[TEXT BLOCK]:
Mo=Cat Studio

AI-powered motion capture studio for multi-person 3D body tracking from video.

Get .glb mocap animation files from smartphone-captured videos.

Note: This project has only been tested on Linux.

Overview

Mo=Cat Studio uses Meta's SAM 3D Body model to perform markerless motion capture from ordinary video files. The system tracks multiple people simultaneously, maintaining their identities across frames even through occlusions and re-appearances.

Features

Multi-person tracking: Track multiple individuals simultaneously with persistent identity
3D pose estimation: Full body mesh reconstruction with 70+ joint positions
Face recognition: Re-identify people who leave and re-enter the frame
Camera motion compensation: Handles moving cameras using ORB feature matching
Ghost suppression: Prevents duplicate detections of the same person
Export to GLB: Animated 3D meshes with skeleton data
Real-time 3D Viewer: Built with Three.js for interactive visualization

Preview

Note: The demo video below has been sped up (10min → 10s).

Result

How It Works

Detection Pipeline

SAM 3D Body: Each frame is processed by Meta's SAM 3D Body model, which predicts:
- 3D body mesh vertices
- 70 joint positions (body, hands, face)
- Camera-relative translation
- Body pose parameters (MHR format)

Multi-Person Tracking

The tracker maintains identity across frames using multiple signals:

Bounding Box IoU: Overlap between predicted and detected boxes
Pose Similarity: Comparison of normalized joint positions (10 key joints)
Color Histograms: HSV histograms from torso (upper 60% of body) and face regions
3D Distance: Euclidean distance in camera space when available
Hungarian Algorithm: Optimal assignment minimizing combined cost

Camera Motion Compensation

The CameraTracker compensates for moving cameras:

Detects ORB features in background regions (excluding person bounding boxes)
Matches features between consecutive frames
Estimates essential matrix and recovers camera pose
Adjusts predicted bounding boxes to account for camera movement

Ghost Suppression

Prevents duplicate detections (e.g., reflections, shadows):

Checks unmatched detections against matched ones
Requires BOTH similar pose (joint distance < 0.3) AND similar appearance (histogram distance < 0.3)

[WHAT TO DO]: Name every feature listed under the Features heading of the Mo=Cat Studio page.

[Rows from a dataset]:
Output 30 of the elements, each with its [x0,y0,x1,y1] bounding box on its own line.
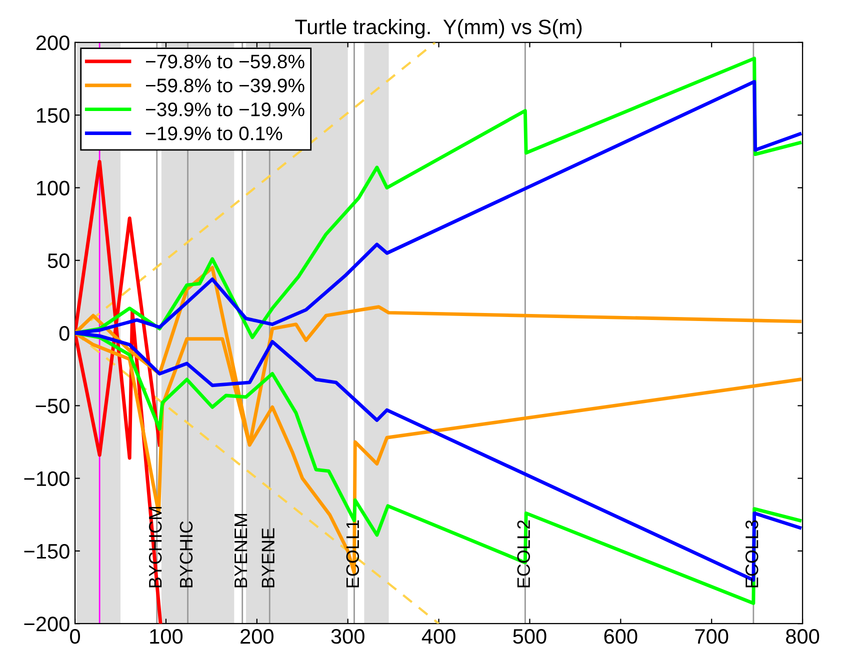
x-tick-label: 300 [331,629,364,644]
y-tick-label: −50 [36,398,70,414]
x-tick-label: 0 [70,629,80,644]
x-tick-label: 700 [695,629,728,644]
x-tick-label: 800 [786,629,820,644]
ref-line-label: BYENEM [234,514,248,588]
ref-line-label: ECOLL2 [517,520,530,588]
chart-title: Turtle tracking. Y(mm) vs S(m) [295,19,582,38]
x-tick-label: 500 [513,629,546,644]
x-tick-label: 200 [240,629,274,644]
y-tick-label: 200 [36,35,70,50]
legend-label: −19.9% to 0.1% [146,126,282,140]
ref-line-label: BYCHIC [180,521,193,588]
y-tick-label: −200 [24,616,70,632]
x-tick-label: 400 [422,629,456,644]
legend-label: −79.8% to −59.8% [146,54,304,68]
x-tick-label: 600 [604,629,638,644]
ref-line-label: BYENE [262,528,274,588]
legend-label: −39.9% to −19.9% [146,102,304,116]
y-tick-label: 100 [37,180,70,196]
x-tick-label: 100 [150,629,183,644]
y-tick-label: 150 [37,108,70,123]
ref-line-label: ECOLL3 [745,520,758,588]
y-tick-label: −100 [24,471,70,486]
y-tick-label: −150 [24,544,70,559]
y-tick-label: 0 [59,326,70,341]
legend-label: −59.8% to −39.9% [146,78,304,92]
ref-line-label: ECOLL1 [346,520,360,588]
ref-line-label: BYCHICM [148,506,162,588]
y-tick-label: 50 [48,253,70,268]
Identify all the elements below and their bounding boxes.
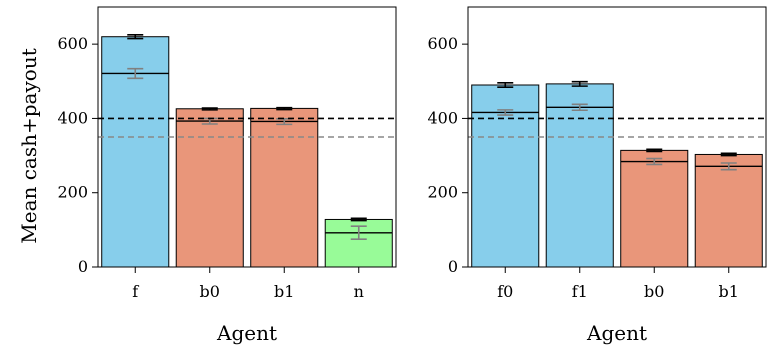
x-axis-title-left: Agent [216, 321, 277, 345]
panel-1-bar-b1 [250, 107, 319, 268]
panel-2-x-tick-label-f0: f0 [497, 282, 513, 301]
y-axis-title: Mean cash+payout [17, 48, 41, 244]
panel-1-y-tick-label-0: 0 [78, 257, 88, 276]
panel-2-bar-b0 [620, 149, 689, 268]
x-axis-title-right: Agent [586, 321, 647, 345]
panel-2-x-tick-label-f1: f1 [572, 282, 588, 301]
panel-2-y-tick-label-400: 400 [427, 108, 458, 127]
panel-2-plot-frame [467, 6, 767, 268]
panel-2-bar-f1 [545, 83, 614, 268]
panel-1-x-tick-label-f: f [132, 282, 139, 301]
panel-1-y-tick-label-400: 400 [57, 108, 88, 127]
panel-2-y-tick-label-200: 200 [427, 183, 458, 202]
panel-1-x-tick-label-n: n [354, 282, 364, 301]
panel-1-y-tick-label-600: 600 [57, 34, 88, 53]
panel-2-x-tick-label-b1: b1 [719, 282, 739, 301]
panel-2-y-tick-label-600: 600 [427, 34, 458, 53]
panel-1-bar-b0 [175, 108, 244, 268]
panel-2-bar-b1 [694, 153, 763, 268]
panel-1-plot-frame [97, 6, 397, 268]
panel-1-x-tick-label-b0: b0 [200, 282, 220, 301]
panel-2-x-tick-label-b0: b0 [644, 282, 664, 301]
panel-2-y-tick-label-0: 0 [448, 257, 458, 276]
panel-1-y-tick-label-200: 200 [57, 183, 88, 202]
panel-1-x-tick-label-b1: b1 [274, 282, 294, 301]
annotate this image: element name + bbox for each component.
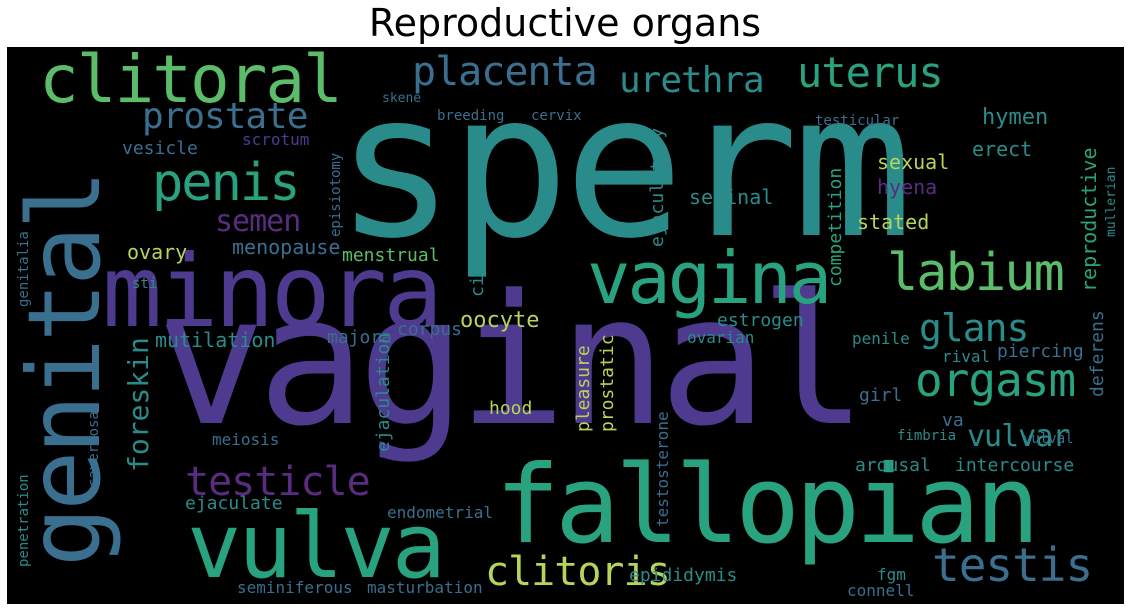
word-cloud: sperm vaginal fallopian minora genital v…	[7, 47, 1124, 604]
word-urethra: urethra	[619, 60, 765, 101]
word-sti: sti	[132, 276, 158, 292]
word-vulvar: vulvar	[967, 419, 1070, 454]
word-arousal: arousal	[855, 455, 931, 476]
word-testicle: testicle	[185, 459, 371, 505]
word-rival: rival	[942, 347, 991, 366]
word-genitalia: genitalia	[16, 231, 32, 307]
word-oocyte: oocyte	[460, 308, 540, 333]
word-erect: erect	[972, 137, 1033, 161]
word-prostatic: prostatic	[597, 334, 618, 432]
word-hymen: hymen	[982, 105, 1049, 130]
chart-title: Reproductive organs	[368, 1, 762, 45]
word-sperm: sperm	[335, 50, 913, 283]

[RESPONSE TO THE TASK]:
- Multi-person tracking
- 3D pose estimation
- Face recognition
- Camera motion compensation
- Ghost suppression
- Export to GLB
- Real-time 3D Viewer